What to work on: How many lines in the material below contain the string "Percent"? Reply with the number alone.

Input records:
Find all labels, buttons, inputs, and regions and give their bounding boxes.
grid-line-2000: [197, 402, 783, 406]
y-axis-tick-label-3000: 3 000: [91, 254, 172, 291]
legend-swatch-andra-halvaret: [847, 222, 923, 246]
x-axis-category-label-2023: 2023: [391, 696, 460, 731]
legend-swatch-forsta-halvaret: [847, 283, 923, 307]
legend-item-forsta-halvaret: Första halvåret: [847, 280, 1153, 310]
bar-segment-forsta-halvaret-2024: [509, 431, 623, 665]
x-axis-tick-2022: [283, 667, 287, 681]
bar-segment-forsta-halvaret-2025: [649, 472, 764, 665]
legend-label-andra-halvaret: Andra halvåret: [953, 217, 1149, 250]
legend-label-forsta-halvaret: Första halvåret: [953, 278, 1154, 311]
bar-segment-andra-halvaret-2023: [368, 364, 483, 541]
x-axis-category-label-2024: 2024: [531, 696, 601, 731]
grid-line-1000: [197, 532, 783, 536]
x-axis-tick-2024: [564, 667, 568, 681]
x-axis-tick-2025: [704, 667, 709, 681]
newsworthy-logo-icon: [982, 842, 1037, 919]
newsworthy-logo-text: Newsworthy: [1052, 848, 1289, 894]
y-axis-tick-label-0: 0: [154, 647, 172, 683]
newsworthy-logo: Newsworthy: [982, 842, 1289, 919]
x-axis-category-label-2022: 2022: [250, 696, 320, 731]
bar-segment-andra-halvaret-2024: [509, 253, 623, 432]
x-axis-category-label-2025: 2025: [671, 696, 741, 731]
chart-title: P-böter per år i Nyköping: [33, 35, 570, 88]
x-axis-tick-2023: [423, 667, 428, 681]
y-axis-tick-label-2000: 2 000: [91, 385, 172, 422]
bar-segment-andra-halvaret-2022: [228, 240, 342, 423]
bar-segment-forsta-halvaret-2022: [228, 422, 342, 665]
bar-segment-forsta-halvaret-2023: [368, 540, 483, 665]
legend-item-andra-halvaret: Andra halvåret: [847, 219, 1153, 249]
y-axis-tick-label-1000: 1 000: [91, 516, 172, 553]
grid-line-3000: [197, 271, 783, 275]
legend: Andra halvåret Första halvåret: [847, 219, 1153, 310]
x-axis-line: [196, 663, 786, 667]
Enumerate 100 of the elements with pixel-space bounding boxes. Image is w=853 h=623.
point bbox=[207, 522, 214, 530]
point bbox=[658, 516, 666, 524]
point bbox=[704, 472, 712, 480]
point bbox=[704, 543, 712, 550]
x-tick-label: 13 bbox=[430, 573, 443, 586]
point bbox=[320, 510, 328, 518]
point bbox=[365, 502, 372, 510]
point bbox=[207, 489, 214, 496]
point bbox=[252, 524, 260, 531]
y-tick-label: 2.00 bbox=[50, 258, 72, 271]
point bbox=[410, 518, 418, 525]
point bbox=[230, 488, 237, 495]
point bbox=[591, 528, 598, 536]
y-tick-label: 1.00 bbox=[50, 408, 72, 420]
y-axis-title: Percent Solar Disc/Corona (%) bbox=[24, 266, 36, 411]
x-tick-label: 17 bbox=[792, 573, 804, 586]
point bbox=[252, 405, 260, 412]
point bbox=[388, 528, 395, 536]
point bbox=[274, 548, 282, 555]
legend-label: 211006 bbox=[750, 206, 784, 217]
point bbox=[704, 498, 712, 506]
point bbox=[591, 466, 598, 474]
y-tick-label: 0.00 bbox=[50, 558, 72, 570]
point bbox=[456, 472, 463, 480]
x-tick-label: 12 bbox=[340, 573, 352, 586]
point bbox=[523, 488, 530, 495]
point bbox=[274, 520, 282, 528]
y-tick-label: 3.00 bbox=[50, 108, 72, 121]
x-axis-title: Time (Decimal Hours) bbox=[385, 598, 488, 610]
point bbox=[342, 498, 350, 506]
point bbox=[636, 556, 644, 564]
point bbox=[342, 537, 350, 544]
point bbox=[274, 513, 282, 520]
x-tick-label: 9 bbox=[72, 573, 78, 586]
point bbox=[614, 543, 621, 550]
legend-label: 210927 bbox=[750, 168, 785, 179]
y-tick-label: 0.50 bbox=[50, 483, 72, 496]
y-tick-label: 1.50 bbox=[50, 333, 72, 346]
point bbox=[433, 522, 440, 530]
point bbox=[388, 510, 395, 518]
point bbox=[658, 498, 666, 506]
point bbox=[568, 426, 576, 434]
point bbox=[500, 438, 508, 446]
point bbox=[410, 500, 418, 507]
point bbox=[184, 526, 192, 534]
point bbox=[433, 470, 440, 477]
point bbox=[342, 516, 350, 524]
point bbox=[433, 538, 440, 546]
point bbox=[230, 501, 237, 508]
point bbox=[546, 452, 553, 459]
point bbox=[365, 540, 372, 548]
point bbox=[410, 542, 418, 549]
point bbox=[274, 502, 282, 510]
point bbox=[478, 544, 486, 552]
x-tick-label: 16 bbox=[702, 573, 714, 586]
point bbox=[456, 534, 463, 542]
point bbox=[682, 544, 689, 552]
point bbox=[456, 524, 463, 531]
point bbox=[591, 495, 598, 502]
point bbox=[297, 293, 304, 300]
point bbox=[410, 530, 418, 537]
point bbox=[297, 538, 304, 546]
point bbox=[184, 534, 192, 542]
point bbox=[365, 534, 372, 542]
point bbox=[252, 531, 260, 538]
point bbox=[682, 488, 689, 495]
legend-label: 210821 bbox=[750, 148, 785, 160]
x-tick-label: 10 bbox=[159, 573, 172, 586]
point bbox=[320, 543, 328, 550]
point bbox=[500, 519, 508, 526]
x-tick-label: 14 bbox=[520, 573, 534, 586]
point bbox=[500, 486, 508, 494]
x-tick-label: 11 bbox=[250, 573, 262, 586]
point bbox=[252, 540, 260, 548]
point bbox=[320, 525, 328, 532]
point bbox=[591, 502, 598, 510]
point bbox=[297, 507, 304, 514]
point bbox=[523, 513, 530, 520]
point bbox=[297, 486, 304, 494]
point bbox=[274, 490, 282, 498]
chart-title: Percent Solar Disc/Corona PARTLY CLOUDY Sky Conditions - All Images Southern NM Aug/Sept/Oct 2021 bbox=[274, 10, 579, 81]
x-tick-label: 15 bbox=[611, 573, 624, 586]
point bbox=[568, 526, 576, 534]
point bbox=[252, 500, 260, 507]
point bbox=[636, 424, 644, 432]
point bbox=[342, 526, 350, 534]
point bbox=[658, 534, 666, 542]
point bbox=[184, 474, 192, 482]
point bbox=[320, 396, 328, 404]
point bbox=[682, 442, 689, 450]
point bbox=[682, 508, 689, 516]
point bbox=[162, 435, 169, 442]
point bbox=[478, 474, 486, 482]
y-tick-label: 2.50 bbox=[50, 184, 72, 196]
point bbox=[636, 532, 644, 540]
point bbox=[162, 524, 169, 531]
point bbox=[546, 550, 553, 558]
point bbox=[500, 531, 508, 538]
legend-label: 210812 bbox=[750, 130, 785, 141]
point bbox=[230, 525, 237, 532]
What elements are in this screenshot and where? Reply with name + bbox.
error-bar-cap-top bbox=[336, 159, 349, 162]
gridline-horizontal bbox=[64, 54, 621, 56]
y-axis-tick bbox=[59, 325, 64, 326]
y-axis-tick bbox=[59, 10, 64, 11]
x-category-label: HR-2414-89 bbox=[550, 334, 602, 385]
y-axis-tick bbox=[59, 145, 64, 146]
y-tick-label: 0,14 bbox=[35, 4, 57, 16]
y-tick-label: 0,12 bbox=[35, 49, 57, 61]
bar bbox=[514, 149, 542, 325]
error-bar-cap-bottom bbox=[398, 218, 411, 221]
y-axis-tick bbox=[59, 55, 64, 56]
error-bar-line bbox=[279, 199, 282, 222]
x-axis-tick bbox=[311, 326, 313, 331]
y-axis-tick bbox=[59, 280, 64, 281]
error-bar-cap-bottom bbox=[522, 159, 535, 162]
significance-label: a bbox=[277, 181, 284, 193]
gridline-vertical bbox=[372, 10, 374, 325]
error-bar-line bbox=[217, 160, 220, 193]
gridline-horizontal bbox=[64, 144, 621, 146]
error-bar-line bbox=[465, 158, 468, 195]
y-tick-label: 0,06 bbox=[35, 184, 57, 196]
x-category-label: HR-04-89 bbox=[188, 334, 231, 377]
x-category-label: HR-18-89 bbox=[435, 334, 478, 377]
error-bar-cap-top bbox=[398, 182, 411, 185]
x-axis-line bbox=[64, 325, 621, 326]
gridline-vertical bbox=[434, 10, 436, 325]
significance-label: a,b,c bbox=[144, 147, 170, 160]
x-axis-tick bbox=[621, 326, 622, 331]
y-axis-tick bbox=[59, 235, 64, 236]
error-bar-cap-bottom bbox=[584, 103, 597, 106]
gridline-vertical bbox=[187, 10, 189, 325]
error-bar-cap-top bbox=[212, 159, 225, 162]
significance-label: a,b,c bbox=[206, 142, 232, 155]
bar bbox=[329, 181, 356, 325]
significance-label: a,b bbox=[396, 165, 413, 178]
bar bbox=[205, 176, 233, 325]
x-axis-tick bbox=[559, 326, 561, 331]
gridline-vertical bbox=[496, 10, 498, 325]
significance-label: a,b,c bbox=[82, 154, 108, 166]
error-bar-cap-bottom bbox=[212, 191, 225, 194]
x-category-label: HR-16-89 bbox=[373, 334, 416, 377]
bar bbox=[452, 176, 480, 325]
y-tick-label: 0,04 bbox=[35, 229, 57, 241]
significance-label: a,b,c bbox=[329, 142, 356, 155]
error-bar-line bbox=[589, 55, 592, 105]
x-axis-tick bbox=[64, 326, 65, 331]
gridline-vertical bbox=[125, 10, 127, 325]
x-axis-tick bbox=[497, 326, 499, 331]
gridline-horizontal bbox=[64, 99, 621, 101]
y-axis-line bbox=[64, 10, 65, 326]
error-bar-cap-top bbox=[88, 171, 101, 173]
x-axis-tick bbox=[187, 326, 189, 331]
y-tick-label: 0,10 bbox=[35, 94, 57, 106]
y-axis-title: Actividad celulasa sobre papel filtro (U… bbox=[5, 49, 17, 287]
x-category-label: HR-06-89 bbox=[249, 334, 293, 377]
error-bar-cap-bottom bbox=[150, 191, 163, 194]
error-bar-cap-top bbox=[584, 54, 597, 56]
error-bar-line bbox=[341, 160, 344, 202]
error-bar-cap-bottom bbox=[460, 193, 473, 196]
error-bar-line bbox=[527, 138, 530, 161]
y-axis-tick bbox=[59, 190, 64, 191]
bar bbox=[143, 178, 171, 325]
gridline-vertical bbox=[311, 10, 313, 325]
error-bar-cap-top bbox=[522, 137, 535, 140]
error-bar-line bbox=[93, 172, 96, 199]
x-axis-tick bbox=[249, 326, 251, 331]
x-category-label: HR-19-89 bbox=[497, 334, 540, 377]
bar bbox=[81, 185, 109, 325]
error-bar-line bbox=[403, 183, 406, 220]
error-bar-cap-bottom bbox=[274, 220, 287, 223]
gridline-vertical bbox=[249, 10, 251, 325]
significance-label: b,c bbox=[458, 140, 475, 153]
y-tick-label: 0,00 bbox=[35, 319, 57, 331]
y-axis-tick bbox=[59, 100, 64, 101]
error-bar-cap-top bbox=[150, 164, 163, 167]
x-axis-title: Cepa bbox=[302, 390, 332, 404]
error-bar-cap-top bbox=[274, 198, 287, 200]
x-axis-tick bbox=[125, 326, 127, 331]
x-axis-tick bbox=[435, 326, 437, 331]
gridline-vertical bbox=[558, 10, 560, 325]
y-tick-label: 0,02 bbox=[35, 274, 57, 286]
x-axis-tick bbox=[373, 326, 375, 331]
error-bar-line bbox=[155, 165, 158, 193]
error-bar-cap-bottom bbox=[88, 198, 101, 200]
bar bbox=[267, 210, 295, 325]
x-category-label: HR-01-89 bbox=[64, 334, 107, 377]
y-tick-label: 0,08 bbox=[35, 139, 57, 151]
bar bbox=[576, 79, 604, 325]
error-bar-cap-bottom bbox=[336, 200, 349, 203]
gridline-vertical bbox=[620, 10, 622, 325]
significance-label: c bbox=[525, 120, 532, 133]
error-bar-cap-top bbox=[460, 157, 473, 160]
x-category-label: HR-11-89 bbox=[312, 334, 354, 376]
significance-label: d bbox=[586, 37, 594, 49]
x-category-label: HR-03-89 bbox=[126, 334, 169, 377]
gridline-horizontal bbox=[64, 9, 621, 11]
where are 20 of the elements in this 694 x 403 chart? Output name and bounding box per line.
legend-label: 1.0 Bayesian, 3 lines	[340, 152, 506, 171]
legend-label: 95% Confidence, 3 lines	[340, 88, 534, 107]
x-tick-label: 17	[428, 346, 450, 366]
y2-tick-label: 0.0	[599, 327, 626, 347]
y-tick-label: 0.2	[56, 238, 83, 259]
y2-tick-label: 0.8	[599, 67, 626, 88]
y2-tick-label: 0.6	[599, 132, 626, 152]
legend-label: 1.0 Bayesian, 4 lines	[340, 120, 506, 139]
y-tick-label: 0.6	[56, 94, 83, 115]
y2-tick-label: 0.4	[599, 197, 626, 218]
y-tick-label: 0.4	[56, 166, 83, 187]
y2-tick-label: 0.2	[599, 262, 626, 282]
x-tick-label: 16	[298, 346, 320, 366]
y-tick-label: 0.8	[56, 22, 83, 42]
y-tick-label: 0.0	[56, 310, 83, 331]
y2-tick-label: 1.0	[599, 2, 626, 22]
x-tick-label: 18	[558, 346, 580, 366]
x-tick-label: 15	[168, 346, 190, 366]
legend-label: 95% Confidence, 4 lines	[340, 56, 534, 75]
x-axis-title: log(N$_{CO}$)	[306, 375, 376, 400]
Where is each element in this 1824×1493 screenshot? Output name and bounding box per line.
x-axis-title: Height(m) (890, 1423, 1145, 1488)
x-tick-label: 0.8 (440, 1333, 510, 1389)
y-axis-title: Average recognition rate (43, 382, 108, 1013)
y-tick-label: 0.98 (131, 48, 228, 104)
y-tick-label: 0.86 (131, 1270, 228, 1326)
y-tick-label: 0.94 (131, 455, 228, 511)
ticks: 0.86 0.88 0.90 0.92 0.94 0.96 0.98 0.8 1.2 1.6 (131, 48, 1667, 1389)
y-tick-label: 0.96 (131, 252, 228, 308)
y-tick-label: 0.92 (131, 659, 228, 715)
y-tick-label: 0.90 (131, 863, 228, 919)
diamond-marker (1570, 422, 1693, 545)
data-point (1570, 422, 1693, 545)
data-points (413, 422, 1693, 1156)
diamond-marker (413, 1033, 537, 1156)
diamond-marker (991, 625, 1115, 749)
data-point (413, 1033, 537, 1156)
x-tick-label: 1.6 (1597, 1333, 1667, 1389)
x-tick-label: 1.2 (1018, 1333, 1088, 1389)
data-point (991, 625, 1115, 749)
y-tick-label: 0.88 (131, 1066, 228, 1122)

Task response: 2